=== Provided information ===
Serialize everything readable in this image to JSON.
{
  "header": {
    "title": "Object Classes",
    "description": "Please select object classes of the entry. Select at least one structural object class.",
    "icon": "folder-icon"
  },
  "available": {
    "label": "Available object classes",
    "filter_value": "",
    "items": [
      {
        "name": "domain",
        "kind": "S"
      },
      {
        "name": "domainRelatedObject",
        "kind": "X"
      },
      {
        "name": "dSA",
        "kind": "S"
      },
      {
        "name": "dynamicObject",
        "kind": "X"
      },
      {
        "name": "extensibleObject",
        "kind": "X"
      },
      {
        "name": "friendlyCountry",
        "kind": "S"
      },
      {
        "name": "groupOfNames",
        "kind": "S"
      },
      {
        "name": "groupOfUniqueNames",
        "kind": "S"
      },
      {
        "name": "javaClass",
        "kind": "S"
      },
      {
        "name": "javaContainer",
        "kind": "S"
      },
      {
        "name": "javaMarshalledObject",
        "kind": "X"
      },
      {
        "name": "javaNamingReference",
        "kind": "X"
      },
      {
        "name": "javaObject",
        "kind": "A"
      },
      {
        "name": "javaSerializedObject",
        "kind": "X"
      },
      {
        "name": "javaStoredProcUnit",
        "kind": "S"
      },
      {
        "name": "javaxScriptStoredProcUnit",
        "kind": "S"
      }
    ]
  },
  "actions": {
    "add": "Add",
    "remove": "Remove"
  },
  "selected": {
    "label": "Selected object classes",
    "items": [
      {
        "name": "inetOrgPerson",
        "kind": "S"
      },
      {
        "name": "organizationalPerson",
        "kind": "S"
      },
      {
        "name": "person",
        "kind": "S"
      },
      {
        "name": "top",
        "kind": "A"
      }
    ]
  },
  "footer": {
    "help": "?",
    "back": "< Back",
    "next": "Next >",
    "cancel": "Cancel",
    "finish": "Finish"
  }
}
===
**The request**
Isolate each line of the listing above that includes "label". Copy it.

**Task result**
    "label": "Available object classes",
    "label": "Selected object classes",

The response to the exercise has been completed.